To do | Can you quote the records below in full, word for word?

Material |
--------------------------------------------------

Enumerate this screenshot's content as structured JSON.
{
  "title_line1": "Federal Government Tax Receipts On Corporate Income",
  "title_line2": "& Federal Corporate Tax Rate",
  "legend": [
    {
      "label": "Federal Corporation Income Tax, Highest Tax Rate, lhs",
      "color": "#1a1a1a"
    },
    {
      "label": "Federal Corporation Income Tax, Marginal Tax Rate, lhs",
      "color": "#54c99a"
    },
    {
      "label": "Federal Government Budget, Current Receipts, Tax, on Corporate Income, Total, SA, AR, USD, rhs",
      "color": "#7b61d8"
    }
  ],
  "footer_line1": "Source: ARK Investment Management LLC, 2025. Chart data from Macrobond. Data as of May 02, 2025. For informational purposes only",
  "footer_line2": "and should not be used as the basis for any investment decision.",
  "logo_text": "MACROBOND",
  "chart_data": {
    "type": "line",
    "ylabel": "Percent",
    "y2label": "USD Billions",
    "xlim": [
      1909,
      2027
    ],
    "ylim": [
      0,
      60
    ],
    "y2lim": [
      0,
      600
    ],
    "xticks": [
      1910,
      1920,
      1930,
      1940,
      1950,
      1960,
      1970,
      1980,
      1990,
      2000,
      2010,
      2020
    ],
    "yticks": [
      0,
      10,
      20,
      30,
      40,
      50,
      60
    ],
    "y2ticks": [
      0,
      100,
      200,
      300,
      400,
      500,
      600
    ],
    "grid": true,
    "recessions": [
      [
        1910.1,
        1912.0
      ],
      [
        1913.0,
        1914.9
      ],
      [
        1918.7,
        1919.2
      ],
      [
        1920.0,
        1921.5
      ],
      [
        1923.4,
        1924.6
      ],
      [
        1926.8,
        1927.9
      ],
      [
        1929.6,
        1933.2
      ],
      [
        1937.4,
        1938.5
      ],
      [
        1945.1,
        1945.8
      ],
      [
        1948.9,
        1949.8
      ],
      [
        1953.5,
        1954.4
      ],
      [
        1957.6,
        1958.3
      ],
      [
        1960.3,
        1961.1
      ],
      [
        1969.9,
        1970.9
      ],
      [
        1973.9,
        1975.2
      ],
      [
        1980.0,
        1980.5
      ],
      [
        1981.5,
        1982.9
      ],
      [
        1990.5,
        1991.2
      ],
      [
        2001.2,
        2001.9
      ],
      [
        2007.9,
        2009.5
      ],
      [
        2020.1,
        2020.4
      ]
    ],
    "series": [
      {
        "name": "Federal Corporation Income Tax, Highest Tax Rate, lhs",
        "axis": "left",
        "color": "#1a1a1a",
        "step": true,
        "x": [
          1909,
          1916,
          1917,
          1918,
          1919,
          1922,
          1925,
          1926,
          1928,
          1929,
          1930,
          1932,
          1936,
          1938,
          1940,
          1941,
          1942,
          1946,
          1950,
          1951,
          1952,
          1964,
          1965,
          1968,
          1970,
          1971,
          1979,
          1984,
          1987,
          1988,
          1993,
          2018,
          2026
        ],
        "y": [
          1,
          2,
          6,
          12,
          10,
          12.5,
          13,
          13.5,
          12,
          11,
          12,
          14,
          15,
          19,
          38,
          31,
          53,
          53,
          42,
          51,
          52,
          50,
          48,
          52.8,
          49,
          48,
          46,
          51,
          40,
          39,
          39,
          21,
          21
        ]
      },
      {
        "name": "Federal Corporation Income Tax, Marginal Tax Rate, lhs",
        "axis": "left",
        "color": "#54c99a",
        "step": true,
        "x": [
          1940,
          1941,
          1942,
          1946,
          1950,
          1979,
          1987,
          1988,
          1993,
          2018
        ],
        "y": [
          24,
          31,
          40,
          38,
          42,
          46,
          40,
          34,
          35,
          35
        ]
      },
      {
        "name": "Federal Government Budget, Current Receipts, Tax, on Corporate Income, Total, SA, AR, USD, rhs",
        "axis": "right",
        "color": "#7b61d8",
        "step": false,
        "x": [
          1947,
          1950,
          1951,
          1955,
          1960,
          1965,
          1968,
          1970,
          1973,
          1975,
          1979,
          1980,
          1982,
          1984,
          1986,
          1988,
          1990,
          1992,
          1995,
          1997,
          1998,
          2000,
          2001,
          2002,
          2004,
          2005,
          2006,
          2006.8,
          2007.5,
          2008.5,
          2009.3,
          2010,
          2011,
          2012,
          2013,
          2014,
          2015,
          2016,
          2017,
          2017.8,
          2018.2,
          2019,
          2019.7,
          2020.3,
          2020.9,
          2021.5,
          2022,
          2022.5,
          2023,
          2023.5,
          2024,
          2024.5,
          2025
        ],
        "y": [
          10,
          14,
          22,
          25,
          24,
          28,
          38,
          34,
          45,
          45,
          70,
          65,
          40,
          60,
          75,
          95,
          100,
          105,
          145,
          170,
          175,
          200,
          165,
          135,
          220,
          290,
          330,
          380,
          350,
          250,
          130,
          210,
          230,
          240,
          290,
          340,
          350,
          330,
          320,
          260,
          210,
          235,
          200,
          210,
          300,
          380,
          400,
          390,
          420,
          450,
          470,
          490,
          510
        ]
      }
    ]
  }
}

--------------------------------------------------

Expected answer |
Enumerate this screenshot's content as structured JSON.
{
  "title_line1": "Federal Government Tax Receipts On Corporate Income",
  "title_line2": "& Federal Corporate Tax Rate",
  "legend": [
    {
      "label": "Federal Corporation Income Tax, Highest Tax Rate, lhs",
      "color": "#1a1a1a"
    },
    {
      "label": "Federal Corporation Income Tax, Marginal Tax Rate, lhs",
      "color": "#54c99a"
    },
    {
      "label": "Federal Government Budget, Current Receipts, Tax, on Corporate Income, Total, SA, AR, USD, rhs",
      "color": "#7b61d8"
    }
  ],
  "footer_line1": "Source: ARK Investment Management LLC, 2025. Chart data from Macrobond. Data as of May 02, 2025. For informational purposes only",
  "footer_line2": "and should not be used as the basis for any investment decision.",
  "logo_text": "MACROBOND",
  "chart_data": {
    "type": "line",
    "ylabel": "Percent",
    "y2label": "USD Billions",
    "xlim": [
      1909,
      2027
    ],
    "ylim": [
      0,
      60
    ],
    "y2lim": [
      0,
      600
    ],
    "xticks": [
      1910,
      1920,
      1930,
      1940,
      1950,
      1960,
      1970,
      1980,
      1990,
      2000,
      2010,
      2020
    ],
    "yticks": [
      0,
      10,
      20,
      30,
      40,
      50,
      60
    ],
    "y2ticks": [
      0,
      100,
      200,
      300,
      400,
      500,
      600
    ],
    "grid": true,
    "recessions": [
      [
        1910.1,
        1912.0
      ],
      [
        1913.0,
        1914.9
      ],
      [
        1918.7,
        1919.2
      ],
      [
        1920.0,
        1921.5
      ],
      [
        1923.4,
        1924.6
      ],
      [
        1926.8,
        1927.9
      ],
      [
        1929.6,
        1933.2
      ],
      [
        1937.4,
        1938.5
      ],
      [
        1945.1,
        1945.8
      ],
      [
        1948.9,
        1949.8
      ],
      [
        1953.5,
        1954.4
      ],
      [
        1957.6,
        1958.3
      ],
      [
        1960.3,
        1961.1
      ],
      [
        1969.9,
        1970.9
      ],
      [
        1973.9,
        1975.2
      ],
      [
        1980.0,
        1980.5
      ],
      [
        1981.5,
        1982.9
      ],
      [
        1990.5,
        1991.2
      ],
      [
        2001.2,
        2001.9
      ],
      [
        2007.9,
        2009.5
      ],
      [
        2020.1,
        2020.4
      ]
    ],
    "series": [
      {
        "name": "Federal Corporation Income Tax, Highest Tax Rate, lhs",
        "axis": "left",
        "color": "#1a1a1a",
        "step": true,
        "x": [
          1909,
          1916,
          1917,
          1918,
          1919,
          1922,
          1925,
          1926,
          1928,
          1929,
          1930,
          1932,
          1936,
          1938,
          1940,
          1941,
          1942,
          1946,
          1950,
          1951,
          1952,
          1964,
          1965,
          1968,
          1970,
          1971,
          1979,
          1984,
          1987,
          1988,
          1993,
          2018,
          2026
        ],
        "y": [
          1,
          2,
          6,
          12,
          10,
          12.5,
          13,
          13.5,
          12,
          11,
          12,
          14,
          15,
          19,
          38,
          31,
          53,
          53,
          42,
          51,
          52,
          50,
          48,
          52.8,
          49,
          48,
          46,
          51,
          40,
          39,
          39,
          21,
          21
        ]
      },
      {
        "name": "Federal Corporation Income Tax, Marginal Tax Rate, lhs",
        "axis": "left",
        "color": "#54c99a",
        "step": true,
        "x": [
          1940,
          1941,
          1942,
          1946,
          1950,
          1979,
          1987,
          1988,
          1993,
          2018
        ],
        "y": [
          24,
          31,
          40,
          38,
          42,
          46,
          40,
          34,
          35,
          35
        ]
      },
      {
        "name": "Federal Government Budget, Current Receipts, Tax, on Corporate Income, Total, SA, AR, USD, rhs",
        "axis": "right",
        "color": "#7b61d8",
        "step": false,
        "x": [
          1947,
          1950,
          1951,
          1955,
          1960,
          1965,
          1968,
          1970,
          1973,
          1975,
          1979,
          1980,
          1982,
          1984,
          1986,
          1988,
          1990,
          1992,
          1995,
          1997,
          1998,
          2000,
          2001,
          2002,
          2004,
          2005,
          2006,
          2006.8,
          2007.5,
          2008.5,
          2009.3,
          2010,
          2011,
          2012,
          2013,
          2014,
          2015,
          2016,
          2017,
          2017.8,
          2018.2,
          2019,
          2019.7,
          2020.3,
          2020.9,
          2021.5,
          2022,
          2022.5,
          2023,
          2023.5,
          2024,
          2024.5,
          2025
        ],
        "y": [
          10,
          14,
          22,
          25,
          24,
          28,
          38,
          34,
          45,
          45,
          70,
          65,
          40,
          60,
          75,
          95,
          100,
          105,
          145,
          170,
          175,
          200,
          165,
          135,
          220,
          290,
          330,
          380,
          350,
          250,
          130,
          210,
          230,
          240,
          290,
          340,
          350,
          330,
          320,
          260,
          210,
          235,
          200,
          210,
          300,
          380,
          400,
          390,
          420,
          450,
          470,
          490,
          510
        ]
      }
    ]
  }
}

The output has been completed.